● What the task requires: Return every record below exactly as written, omitting any pictures.

Saved entries
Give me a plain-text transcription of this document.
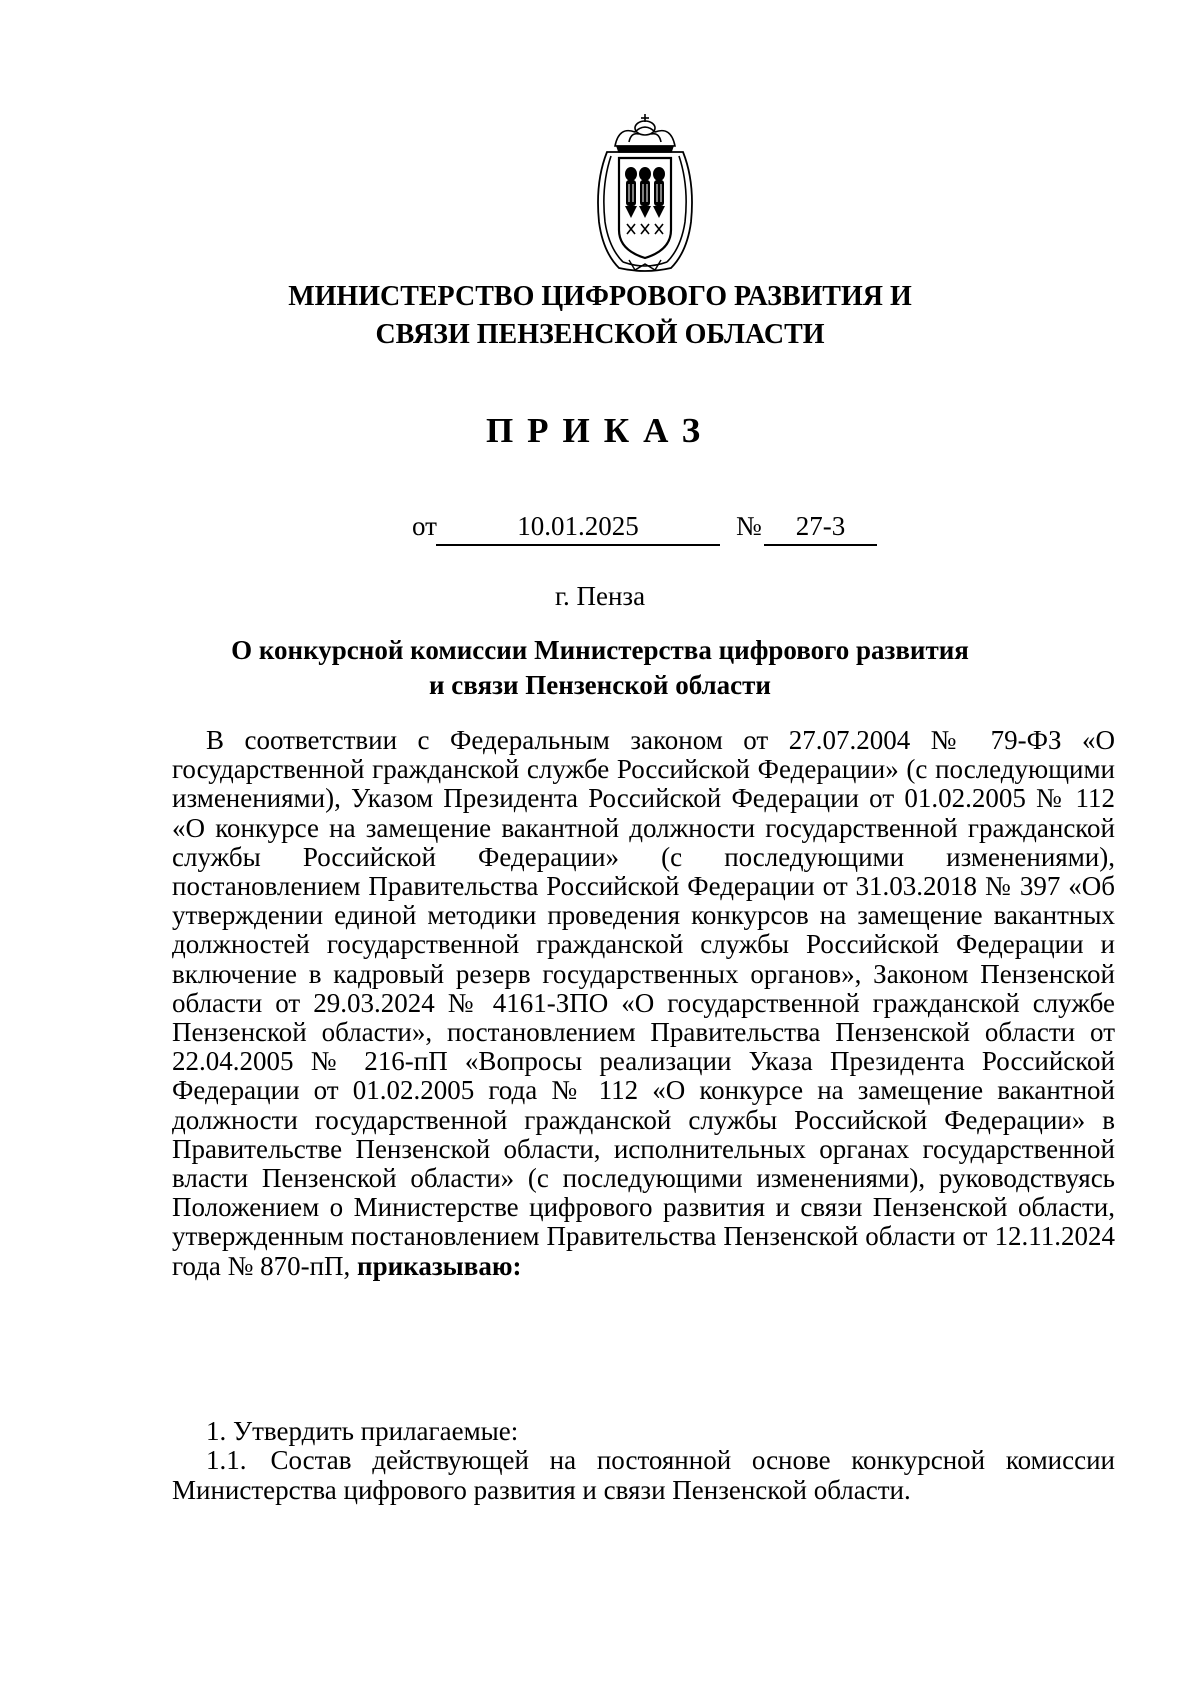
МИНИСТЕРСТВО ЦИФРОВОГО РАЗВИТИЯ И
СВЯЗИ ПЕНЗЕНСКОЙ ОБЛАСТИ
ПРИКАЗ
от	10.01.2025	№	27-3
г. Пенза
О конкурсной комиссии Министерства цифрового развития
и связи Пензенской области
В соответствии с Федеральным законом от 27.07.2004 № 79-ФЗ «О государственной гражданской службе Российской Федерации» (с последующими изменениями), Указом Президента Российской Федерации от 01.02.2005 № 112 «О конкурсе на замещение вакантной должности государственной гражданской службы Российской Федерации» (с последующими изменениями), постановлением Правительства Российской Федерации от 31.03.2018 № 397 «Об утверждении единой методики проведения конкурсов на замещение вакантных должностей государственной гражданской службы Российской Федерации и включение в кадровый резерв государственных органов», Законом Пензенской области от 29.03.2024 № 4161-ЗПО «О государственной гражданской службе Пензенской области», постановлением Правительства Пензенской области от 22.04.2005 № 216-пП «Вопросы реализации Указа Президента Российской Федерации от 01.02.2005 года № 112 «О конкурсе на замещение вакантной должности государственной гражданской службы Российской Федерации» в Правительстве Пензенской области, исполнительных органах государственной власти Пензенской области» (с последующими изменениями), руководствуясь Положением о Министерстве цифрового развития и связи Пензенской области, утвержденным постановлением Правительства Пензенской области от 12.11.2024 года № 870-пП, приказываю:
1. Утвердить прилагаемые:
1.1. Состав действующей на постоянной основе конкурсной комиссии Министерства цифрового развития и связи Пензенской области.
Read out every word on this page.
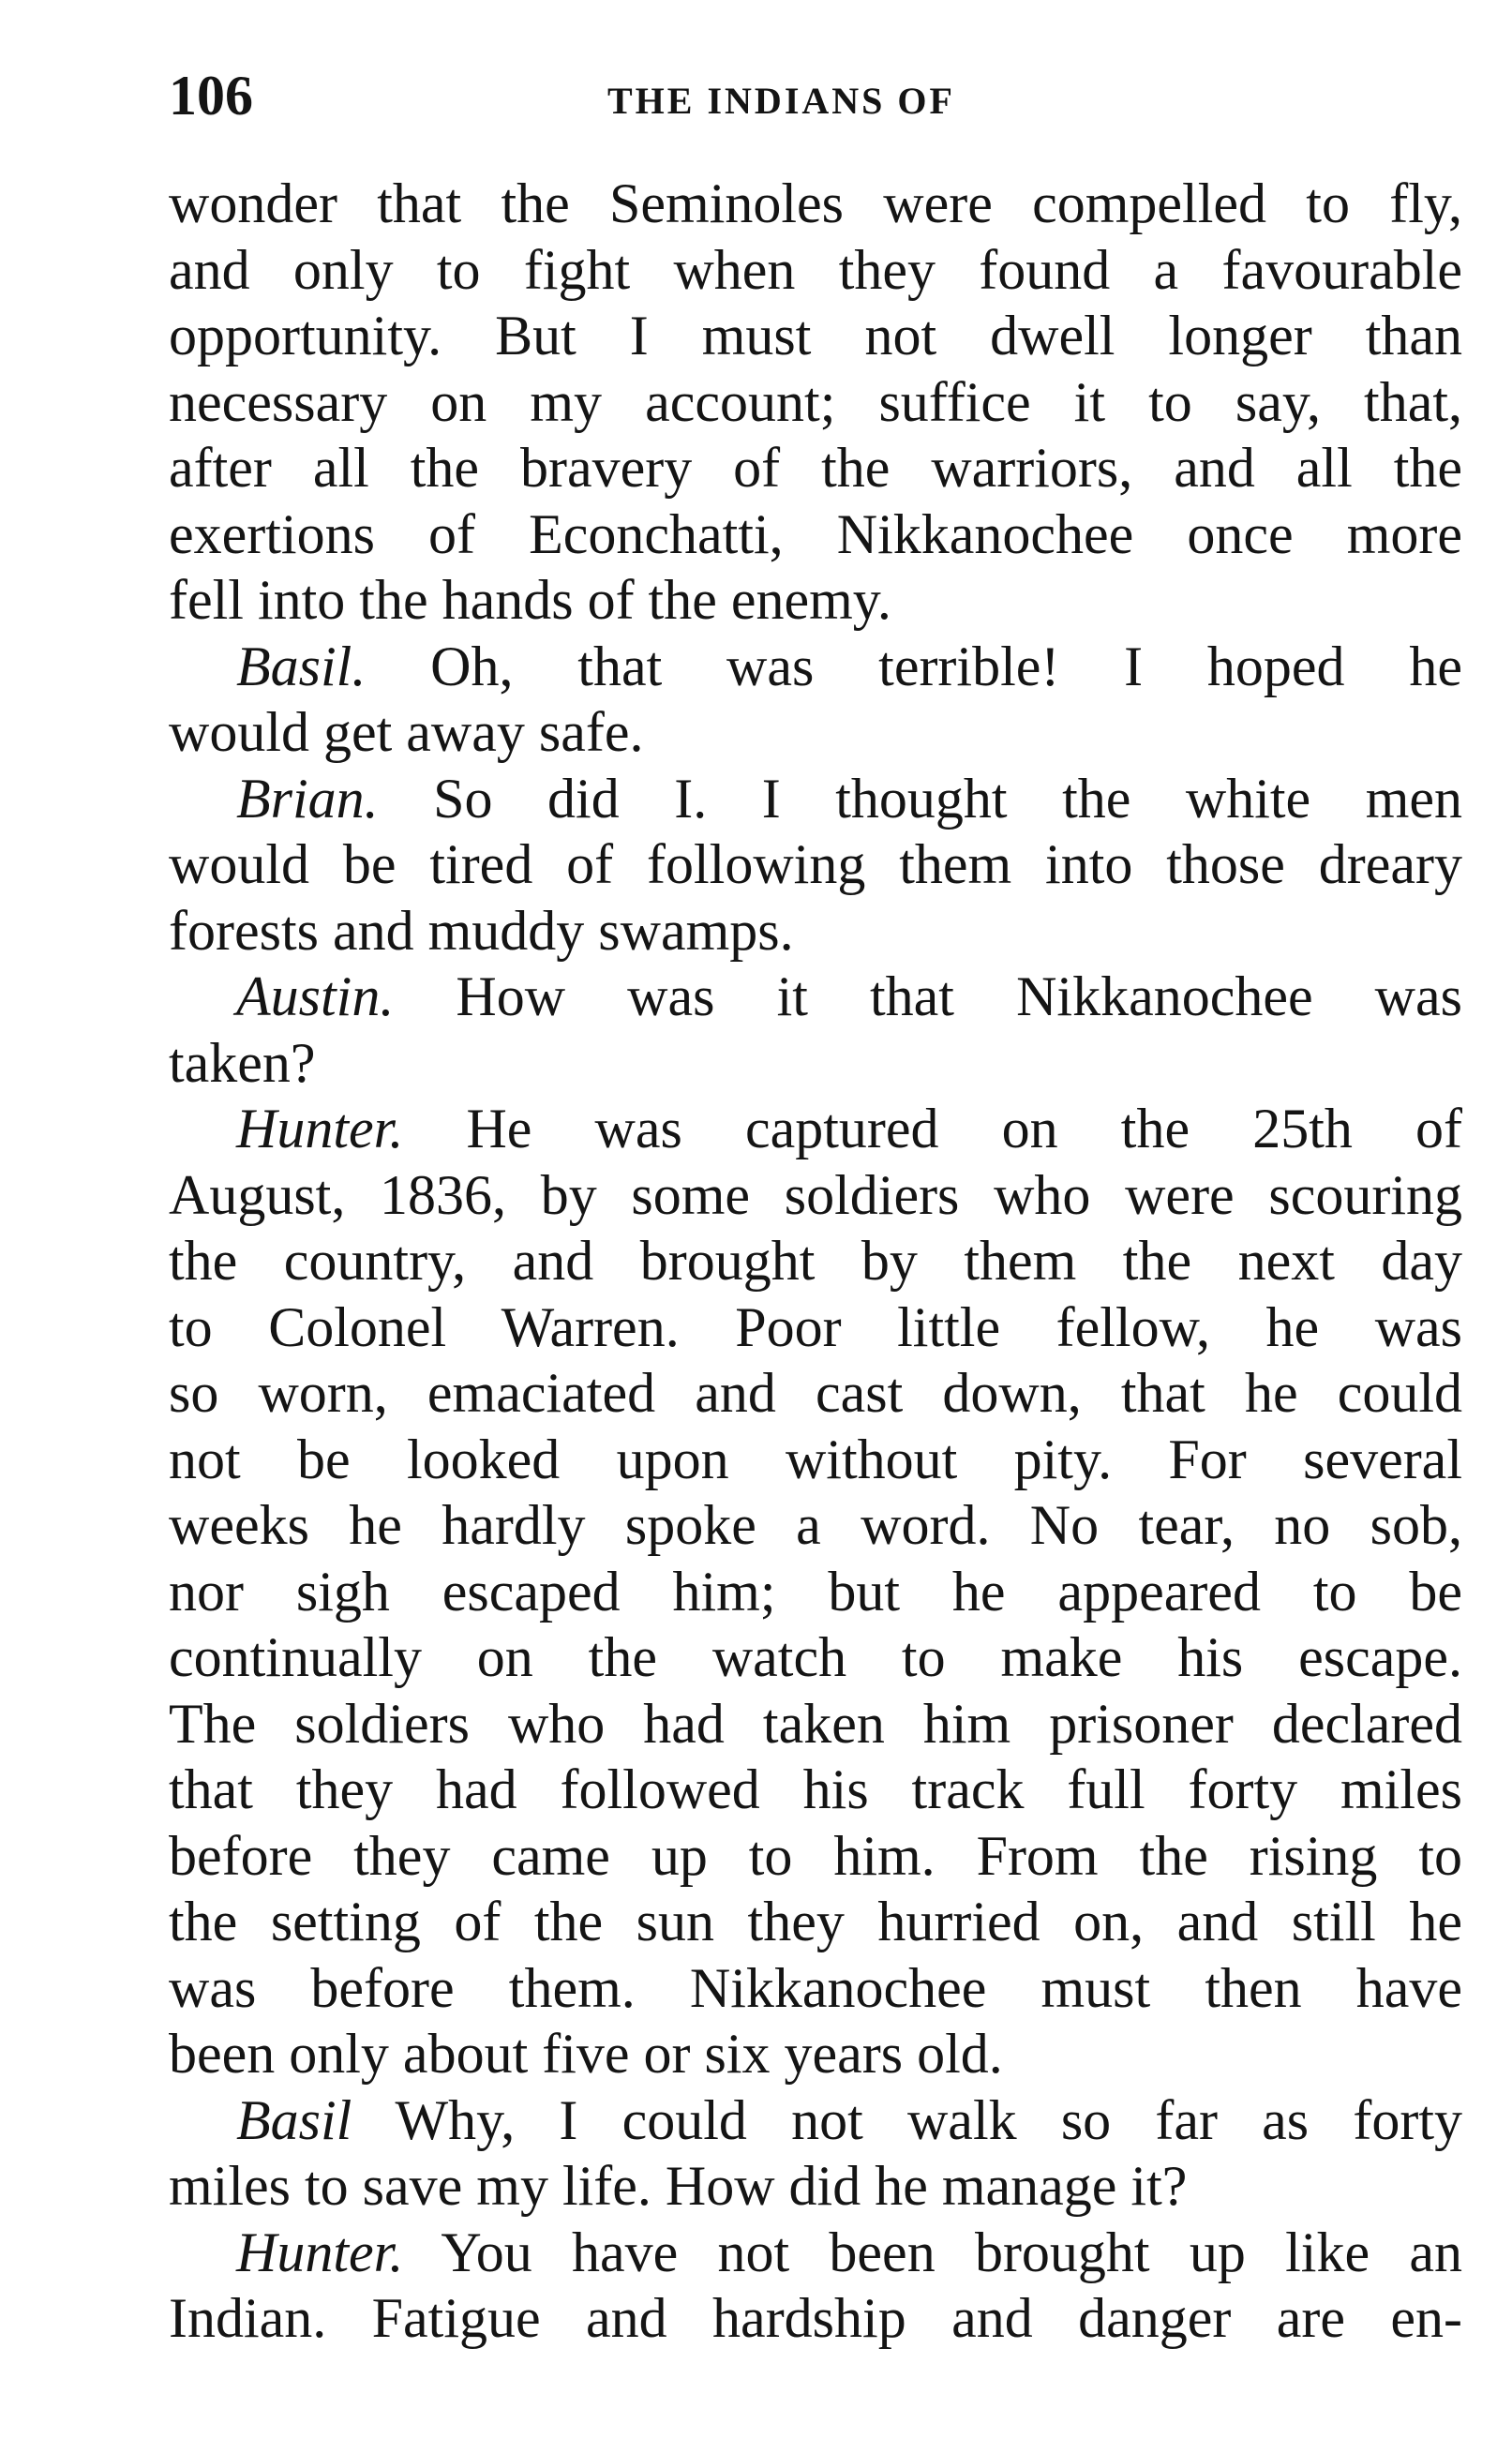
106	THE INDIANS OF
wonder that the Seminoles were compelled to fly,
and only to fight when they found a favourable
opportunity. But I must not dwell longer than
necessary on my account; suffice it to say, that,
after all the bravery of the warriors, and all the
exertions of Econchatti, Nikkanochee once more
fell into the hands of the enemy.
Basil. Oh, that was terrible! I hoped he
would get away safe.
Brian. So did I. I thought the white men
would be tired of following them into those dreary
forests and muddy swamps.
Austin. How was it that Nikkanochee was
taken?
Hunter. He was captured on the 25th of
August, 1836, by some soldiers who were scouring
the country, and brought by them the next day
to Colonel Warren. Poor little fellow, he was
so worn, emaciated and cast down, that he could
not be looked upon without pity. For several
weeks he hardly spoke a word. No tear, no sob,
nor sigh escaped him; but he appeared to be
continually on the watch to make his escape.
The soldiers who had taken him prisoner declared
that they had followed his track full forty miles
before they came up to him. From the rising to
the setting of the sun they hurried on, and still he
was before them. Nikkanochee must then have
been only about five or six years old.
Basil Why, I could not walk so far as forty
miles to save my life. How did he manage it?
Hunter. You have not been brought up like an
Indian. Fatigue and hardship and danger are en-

● Correct response:
Give me a plain-text transcription of this document.
МИНИСТЕРСТВО ЦИФРОВОГО РАЗВИТИЯ И
СВЯЗИ ПЕНЗЕНСКОЙ ОБЛАСТИ
ПРИКАЗ
от	10.01.2025	№	27-3
г. Пенза
О конкурсной комиссии Министерства цифрового развития
и связи Пензенской области
В соответствии с Федеральным законом от 27.07.2004 № 79-ФЗ «О государственной гражданской службе Российской Федерации» (с последующими изменениями), Указом Президента Российской Федерации от 01.02.2005 № 112 «О конкурсе на замещение вакантной должности государственной гражданской службы Российской Федерации» (с последующими изменениями), постановлением Правительства Российской Федерации от 31.03.2018 № 397 «Об утверждении единой методики проведения конкурсов на замещение вакантных должностей государственной гражданской службы Российской Федерации и включение в кадровый резерв государственных органов», Законом Пензенской области от 29.03.2024 № 4161-ЗПО «О государственной гражданской службе Пензенской области», постановлением Правительства Пензенской области от 22.04.2005 № 216-пП «Вопросы реализации Указа Президента Российской Федерации от 01.02.2005 года № 112 «О конкурсе на замещение вакантной должности государственной гражданской службы Российской Федерации» в Правительстве Пензенской области, исполнительных органах государственной власти Пензенской области» (с последующими изменениями), руководствуясь Положением о Министерстве цифрового развития и связи Пензенской области, утвержденным постановлением Правительства Пензенской области от 12.11.2024 года № 870-пП, приказываю:
1. Утвердить прилагаемые:
1.1. Состав действующей на постоянной основе конкурсной комиссии Министерства цифрового развития и связи Пензенской области.
Read out every word on this page.
106	THE INDIANS OF
wonder that the Seminoles were compelled to fly,
and only to fight when they found a favourable
opportunity. But I must not dwell longer than
necessary on my account; suffice it to say, that,
after all the bravery of the warriors, and all the
exertions of Econchatti, Nikkanochee once more
fell into the hands of the enemy.
Basil. Oh, that was terrible! I hoped he
would get away safe.
Brian. So did I. I thought the white men
would be tired of following them into those dreary
forests and muddy swamps.
Austin. How was it that Nikkanochee was
taken?
Hunter. He was captured on the 25th of
August, 1836, by some soldiers who were scouring
the country, and brought by them the next day
to Colonel Warren. Poor little fellow, he was
so worn, emaciated and cast down, that he could
not be looked upon without pity. For several
weeks he hardly spoke a word. No tear, no sob,
nor sigh escaped him; but he appeared to be
continually on the watch to make his escape.
The soldiers who had taken him prisoner declared
that they had followed his track full forty miles
before they came up to him. From the rising to
the setting of the sun they hurried on, and still he
was before them. Nikkanochee must then have
been only about five or six years old.
Basil Why, I could not walk so far as forty
miles to save my life. How did he manage it?
Hunter. You have not been brought up like an
Indian. Fatigue and hardship and danger are en-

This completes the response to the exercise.